What you will do:
A. In the text on Au-DENPs-Dex in mice, how many days after the tympanic cavity injection were the mice anesthetized?
B. Continue the text on Au-DENPs-Dex in mice from its last sentence.

Text block:
2.6.2 Cytotoxicity and Therapeutic Effects in Animals

Compared with auditory brainstem response (ABR) in vivo, compound action potential (CAP) in electrocochleography (ECochG) was good in reflecting the functional status of the peripheral auditory neurons and cochlear sensory epithelium following SM damage. The mice were anesthetized 3 days after tympanic cavity injection of Au-DENPs-Dex mixed with SM, mixture of SM and Dex, SM (concentration of Au-DENPs-Dex or Dex: 30 μg/ml; SM: 37.5 mg/ml, 100 µL), or 0.01 M PBS. After exposing the left facial nerve to set a silver wire into the facial nerve canal for CAP recording, the reference electrode and ground electrode were inserted subcutaneously at the earlobe of the test ear and the opposite earlobe, respectively (Li et al., 2021). The data were collected by using an analyzer (Neurosoft LLC, Russia). ECochG click was generated in response to tones (1, 2, 3, 4, 6, 8, 16, and 32 kHz) between 100 and 20 dB in 5 dB increments.

After CAP recording, the mice were euthanized, and the basement membranes were stained with anti-β-tubulin Ⅲ antibody, secondary antibody conjugated with Alexa Fluor 488, Alexa Fluor 660-conjugated phalloidin, and DAPI to evaluate the damage caused to hair cells, spiral ganglion cells, nerve fibers behind the inner hair cells, and ganglion cells following treatment of SM, Au-DENPs-Dex, and Dex alone (Ding et al., 2011; Zhang J. et al., 2018).

3 Results and Discussion

3.1 Properties of Nanoparticle Carriers

The characteristic ¹H NMR peaks of the G3 PAMAM dendrimer and β-CD in the presence of G3-β-CD are shown in Figure 1A. The chemical shift between 2.25 and 2.34 ppm is due to the methylene skeleton of the G3 PAMAM dendrimer, whereas the proton peaks around 3.5–4 and 5 ppm are due to the β-CD group. The FT-IR spectra of the prepared samples, Arg8, Au-DENPs, and Au @CD-PAMAM are shown in Figure 1B. The IR-Vis spectrum of Arg8 showed a single deep Soret band ranging from 1,750 to 1,650 nm, indicating intermolecular self-aggregation. With a concomitant increase in the new signals upon the addition of Au @CD-PAMAM, the single deep Soret band reduced. The λ max of the Soret band (1,320–1,250 nm) and a broad and deep band (800–630 nm) in the final spectra was in good agreement with that of the inclusion complex of Au @CD-PAMAM. Upon the addition of Au-DENPs to the solution, the double Soret band ranging from 1,750 to 1,650 nm gradually declined (Kermanian et al., 2021).

Information shown:

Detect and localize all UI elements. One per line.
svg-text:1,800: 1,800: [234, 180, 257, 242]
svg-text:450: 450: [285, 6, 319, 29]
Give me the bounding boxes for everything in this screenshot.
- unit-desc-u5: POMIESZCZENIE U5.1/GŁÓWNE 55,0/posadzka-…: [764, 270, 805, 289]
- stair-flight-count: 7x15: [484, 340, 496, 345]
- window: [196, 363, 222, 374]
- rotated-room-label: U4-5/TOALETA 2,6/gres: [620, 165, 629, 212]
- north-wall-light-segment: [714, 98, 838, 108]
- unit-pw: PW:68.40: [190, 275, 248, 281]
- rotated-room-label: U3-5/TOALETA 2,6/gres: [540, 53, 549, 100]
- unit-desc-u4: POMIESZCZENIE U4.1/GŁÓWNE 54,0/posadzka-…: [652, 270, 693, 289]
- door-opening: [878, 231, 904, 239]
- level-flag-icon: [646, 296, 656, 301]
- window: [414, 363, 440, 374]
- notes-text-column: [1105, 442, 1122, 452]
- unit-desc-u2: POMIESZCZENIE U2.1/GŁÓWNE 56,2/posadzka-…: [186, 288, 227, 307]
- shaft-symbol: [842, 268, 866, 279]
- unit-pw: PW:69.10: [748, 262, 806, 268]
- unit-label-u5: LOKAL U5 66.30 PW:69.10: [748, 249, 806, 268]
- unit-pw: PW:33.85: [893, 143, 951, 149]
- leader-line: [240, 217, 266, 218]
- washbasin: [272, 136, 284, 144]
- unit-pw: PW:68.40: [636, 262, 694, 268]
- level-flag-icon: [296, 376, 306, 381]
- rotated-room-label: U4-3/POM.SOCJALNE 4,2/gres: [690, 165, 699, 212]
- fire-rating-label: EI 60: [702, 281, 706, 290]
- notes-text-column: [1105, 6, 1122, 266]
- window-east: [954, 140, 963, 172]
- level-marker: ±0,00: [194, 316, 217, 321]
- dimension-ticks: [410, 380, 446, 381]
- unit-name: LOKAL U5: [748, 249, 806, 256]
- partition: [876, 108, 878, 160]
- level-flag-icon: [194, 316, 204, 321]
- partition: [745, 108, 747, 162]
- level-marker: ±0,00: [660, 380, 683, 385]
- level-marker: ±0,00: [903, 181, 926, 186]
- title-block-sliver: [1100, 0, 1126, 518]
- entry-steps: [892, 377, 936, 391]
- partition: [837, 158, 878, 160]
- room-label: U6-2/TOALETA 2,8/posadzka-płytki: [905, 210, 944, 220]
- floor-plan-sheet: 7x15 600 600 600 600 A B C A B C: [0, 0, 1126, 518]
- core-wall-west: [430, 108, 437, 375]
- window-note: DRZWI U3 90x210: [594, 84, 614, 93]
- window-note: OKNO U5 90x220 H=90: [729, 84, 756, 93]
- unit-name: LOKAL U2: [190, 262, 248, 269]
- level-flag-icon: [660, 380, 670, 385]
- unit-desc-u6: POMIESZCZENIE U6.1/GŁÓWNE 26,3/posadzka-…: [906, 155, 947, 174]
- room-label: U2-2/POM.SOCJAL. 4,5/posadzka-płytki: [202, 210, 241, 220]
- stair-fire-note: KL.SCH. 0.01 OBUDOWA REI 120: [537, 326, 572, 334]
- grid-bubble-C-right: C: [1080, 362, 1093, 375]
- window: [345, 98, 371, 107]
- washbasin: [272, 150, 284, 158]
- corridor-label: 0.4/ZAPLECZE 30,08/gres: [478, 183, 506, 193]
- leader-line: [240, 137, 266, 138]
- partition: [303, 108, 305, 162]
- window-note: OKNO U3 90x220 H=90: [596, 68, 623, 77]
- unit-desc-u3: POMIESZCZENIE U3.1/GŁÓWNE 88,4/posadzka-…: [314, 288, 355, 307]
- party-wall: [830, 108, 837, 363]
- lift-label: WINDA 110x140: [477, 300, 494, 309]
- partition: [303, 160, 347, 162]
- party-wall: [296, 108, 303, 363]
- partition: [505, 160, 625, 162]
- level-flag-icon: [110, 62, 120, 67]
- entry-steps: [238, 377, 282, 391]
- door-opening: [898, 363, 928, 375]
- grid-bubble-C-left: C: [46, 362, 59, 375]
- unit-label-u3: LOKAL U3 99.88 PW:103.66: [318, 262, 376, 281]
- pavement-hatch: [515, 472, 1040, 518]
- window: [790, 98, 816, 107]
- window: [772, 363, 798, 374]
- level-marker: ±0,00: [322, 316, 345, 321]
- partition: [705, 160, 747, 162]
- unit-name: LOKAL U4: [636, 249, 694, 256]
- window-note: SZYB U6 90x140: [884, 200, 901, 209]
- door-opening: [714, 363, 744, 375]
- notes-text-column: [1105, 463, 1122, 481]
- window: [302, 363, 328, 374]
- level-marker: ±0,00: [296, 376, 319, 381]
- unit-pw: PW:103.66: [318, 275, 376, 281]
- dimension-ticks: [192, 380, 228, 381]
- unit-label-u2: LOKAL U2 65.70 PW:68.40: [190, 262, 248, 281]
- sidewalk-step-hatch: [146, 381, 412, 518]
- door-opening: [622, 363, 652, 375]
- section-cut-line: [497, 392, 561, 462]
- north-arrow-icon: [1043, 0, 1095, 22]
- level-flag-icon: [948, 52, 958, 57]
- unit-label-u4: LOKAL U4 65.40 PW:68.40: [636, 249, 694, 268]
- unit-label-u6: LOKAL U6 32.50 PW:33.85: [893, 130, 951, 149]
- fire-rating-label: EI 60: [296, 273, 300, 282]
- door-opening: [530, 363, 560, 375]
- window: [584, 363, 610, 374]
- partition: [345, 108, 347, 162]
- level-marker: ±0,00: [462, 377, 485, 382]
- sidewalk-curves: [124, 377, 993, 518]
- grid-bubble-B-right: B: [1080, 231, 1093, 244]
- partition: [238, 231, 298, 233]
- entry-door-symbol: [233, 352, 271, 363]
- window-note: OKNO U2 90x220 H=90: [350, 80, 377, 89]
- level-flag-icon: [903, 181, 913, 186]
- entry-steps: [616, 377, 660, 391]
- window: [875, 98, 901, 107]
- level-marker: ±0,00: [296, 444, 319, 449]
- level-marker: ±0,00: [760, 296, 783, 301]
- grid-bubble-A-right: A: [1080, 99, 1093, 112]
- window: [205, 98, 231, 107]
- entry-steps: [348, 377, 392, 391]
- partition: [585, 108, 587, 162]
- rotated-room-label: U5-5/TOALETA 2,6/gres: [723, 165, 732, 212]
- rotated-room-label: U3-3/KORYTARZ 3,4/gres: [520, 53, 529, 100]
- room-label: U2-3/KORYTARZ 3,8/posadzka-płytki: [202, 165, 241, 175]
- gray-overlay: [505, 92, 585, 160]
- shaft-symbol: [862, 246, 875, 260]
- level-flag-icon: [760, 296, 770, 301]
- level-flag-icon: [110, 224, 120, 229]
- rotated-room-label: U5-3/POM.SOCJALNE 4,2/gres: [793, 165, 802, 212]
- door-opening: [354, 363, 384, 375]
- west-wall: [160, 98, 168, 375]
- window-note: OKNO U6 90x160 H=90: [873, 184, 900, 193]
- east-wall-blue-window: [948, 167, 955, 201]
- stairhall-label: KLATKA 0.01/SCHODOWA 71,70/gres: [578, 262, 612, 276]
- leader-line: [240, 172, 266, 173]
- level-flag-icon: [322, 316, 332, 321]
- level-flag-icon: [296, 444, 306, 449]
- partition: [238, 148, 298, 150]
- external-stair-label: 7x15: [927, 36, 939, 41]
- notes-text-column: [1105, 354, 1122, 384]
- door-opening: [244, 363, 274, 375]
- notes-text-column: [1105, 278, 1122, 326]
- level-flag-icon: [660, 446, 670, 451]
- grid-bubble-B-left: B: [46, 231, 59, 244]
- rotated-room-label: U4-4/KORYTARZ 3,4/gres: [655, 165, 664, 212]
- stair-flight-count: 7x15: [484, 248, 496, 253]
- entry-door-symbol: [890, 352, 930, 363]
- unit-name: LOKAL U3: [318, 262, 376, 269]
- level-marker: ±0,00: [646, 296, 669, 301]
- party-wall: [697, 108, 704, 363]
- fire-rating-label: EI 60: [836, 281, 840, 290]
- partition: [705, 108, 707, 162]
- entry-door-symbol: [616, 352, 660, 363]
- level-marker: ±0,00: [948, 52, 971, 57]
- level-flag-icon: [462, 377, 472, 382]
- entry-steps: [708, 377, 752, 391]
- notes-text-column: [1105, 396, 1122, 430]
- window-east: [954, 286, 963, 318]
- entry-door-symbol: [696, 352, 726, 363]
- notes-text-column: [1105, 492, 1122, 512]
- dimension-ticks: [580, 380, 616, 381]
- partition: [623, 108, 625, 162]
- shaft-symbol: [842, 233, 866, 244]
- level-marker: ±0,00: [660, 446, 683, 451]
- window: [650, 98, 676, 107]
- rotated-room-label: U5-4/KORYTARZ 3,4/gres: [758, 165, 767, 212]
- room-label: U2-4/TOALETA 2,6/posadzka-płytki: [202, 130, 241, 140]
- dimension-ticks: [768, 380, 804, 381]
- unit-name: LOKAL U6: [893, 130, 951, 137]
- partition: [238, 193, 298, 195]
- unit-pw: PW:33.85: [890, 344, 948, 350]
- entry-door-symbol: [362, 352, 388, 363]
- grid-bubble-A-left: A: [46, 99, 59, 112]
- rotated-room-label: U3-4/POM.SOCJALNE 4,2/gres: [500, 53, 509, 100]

Expected outputs:
A. 3 days

B.
FIGURE 1

FIGURE 1. (A) ¹H NMR spectrum of G₃-β-CD (β-CD). (B) FT-IR spectra of Arg8, Au@CD-PAMAM-Arg8, and Au @CD-PAMAM. (C) TEM image and (D) particle size distribution of Au@CD-PAMAM-Arg8. (E) Au @CD-PAMAM CT images of different concentrations.

The transmission electron microscopy (TEM) image of G3-β-CD is shown in Figure 1C. The prepared Au @CD-PAMAM was small with an average size of about 2.9 nm and was spherical shaped. It showed good dispersion in aqueous solutions, with uniform particle size distribution. Some research studies considered that the shape and size of the drug-carrier particle greatly influence the ability to pass into the organ of Corti and uptake into cells. Nanoparticles less than 200 nm can effectively penetrate through the RWM (Kim et al., 2015). The size of our nanoparticles, characterized by dynamic light scattering, was uniform and small, averaging about 5 nm (Figure 1D), consistent with the TEM results. Biofilms, such as RWM, have negatively charged surfaces, which can bind with a positively charged Arg8 to increase the uptake into hair cells (Zhang L. et al., 2018). Zeta potential measurements revealed that our samples of Au-DENPs nanoparticles were positively charged (+15.3 mV).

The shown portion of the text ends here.